[Start of Recorded information]
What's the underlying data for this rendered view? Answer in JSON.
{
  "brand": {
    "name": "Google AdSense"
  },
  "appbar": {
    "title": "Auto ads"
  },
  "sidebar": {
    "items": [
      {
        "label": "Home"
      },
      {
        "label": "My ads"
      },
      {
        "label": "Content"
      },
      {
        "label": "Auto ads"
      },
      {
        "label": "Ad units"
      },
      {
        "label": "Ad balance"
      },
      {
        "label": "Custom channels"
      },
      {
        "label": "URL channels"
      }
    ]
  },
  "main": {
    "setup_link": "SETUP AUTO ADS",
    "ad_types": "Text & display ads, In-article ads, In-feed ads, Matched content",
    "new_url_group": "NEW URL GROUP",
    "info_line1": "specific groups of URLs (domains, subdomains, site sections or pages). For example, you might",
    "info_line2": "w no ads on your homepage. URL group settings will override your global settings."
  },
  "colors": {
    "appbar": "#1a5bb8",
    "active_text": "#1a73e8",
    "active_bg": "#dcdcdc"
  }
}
[End of Recorded information]
Your objective: Collect from the data above every line that includes "channels".

Solution to this problem:
        "label": "Custom channels"
        "label": "URL channels"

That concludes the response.